◆ **To be done**
Seek out every line containing the word "title", and copy each.

:: Records to use

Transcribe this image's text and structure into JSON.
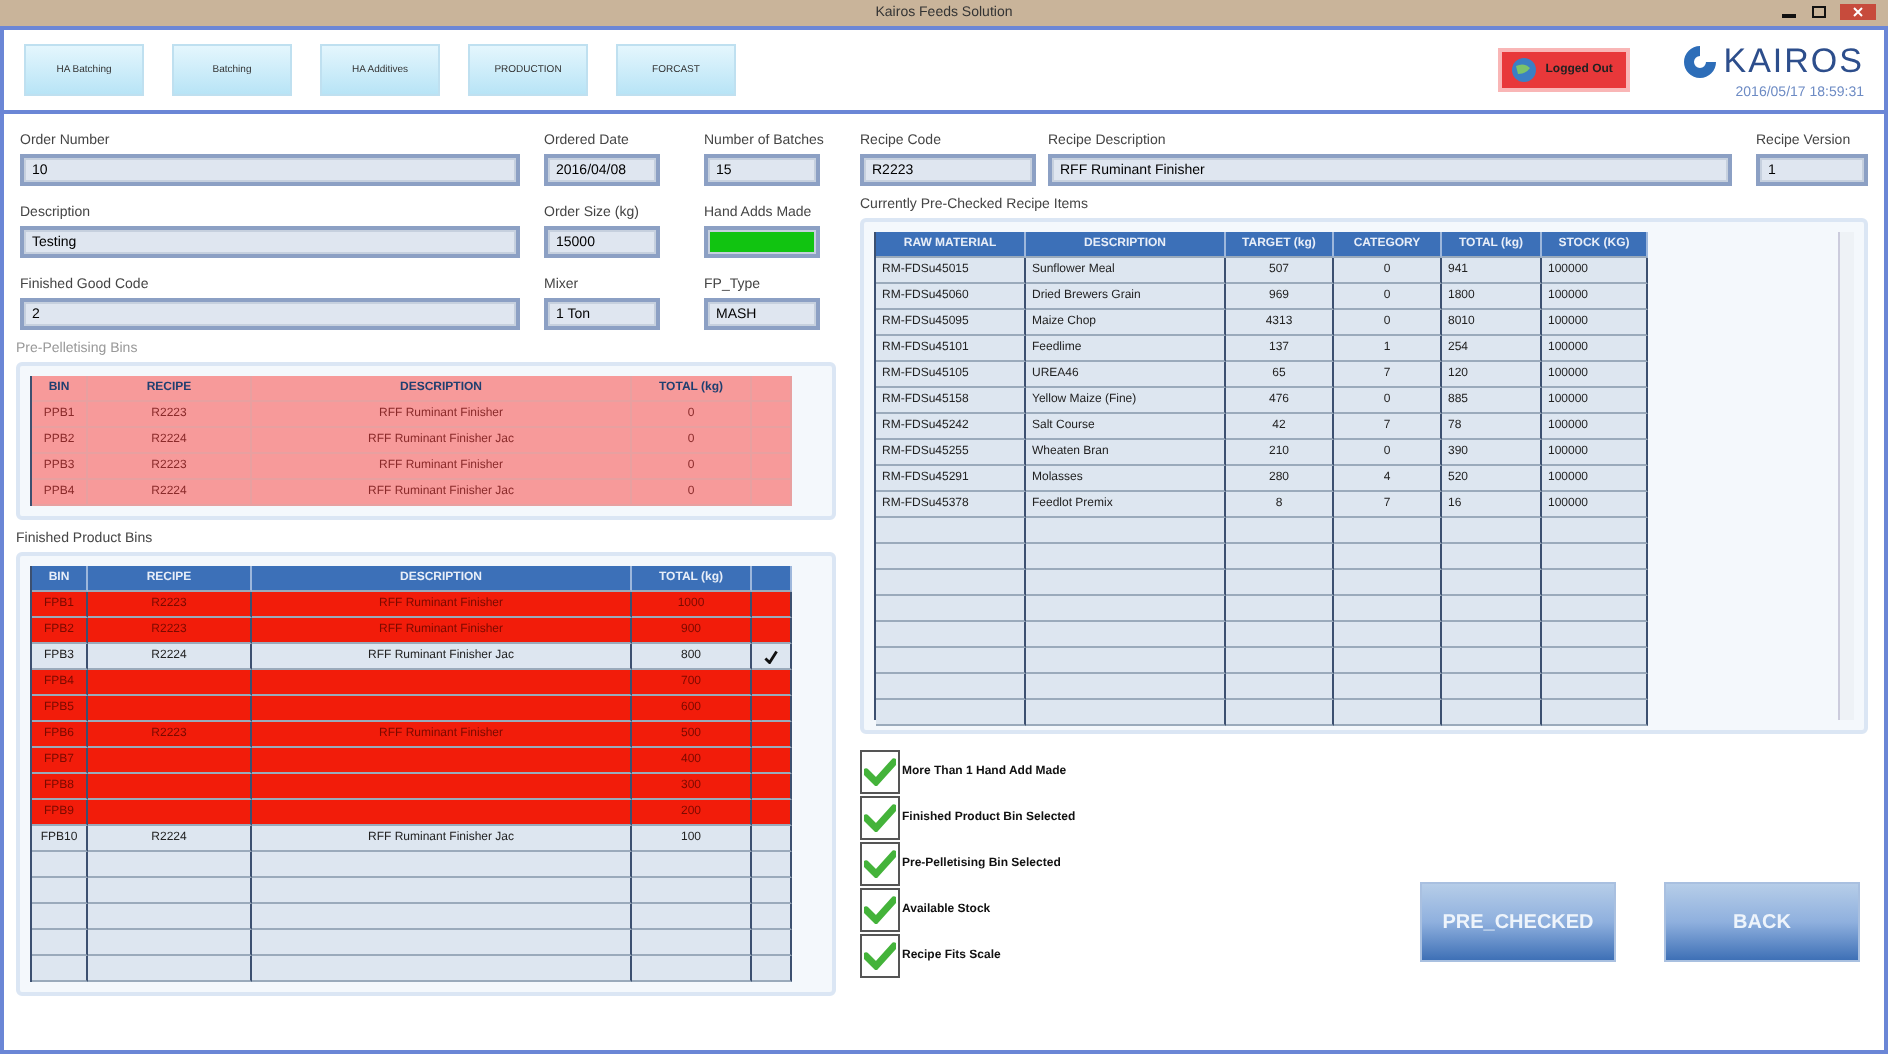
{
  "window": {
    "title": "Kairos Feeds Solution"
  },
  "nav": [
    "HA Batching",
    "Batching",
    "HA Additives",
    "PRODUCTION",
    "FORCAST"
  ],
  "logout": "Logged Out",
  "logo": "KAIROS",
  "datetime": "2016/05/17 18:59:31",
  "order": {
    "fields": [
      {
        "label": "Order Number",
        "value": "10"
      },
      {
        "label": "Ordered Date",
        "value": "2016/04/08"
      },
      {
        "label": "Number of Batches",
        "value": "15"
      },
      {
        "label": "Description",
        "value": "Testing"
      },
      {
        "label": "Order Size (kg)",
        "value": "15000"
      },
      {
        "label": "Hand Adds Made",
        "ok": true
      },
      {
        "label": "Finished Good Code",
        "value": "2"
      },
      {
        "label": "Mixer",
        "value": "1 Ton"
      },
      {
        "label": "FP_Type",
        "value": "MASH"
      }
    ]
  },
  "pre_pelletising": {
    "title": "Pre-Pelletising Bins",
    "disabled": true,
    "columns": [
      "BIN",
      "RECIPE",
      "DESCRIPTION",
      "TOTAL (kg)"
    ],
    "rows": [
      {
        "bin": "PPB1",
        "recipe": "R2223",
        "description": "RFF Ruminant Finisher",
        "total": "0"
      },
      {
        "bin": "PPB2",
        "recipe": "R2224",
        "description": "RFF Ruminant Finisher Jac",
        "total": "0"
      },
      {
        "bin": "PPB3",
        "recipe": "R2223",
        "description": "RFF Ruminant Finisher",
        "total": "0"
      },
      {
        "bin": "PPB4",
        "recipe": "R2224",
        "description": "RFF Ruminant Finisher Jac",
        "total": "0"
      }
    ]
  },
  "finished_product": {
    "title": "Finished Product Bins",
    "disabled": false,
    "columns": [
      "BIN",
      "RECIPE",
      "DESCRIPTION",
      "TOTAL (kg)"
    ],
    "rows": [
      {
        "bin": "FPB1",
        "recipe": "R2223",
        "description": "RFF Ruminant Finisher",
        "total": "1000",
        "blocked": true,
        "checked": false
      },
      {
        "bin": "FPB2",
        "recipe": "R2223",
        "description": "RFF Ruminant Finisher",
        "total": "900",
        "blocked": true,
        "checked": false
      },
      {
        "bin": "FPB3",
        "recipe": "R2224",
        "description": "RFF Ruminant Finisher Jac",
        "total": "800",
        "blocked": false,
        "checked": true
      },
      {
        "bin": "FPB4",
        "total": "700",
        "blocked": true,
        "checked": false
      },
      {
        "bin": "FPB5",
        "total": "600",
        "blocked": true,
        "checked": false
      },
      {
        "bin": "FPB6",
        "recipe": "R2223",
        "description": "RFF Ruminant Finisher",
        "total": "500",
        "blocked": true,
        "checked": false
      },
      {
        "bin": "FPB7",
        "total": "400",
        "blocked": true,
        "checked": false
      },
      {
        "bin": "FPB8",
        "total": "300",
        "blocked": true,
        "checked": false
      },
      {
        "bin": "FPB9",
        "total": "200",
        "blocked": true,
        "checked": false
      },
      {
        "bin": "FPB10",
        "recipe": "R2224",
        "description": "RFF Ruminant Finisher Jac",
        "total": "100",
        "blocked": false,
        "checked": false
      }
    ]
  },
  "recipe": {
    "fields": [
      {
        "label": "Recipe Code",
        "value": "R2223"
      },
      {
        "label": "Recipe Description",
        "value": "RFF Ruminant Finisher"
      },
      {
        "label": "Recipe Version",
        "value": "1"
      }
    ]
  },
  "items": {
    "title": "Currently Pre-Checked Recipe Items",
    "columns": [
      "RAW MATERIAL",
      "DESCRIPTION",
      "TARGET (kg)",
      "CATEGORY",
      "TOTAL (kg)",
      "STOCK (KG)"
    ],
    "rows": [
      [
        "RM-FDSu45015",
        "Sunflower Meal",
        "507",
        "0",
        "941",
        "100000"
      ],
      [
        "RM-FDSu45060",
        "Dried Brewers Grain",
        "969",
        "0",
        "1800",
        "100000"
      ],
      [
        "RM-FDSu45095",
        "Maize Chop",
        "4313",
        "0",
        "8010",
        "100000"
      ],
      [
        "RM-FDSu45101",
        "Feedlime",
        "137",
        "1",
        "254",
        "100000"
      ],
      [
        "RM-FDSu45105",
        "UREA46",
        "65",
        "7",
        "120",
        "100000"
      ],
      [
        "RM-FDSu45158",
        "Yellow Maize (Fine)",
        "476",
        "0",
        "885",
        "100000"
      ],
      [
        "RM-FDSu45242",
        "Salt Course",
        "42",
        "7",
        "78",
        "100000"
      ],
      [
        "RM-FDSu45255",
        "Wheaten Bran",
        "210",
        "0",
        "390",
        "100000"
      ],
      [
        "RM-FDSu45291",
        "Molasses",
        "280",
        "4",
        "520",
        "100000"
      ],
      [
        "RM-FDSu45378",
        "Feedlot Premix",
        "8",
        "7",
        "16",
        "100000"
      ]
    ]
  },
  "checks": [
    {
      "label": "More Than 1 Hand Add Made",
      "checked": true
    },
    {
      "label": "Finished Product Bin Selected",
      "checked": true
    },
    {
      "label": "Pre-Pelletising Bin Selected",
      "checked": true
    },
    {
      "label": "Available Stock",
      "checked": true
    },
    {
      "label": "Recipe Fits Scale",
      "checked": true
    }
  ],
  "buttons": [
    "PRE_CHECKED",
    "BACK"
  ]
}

::::

◆ **Result for this task**
    "title": "Kairos Feeds Solution"
    "title": "Pre-Pelletising Bins",
    "title": "Finished Product Bins",
    "title": "Currently Pre-Checked Recipe Items",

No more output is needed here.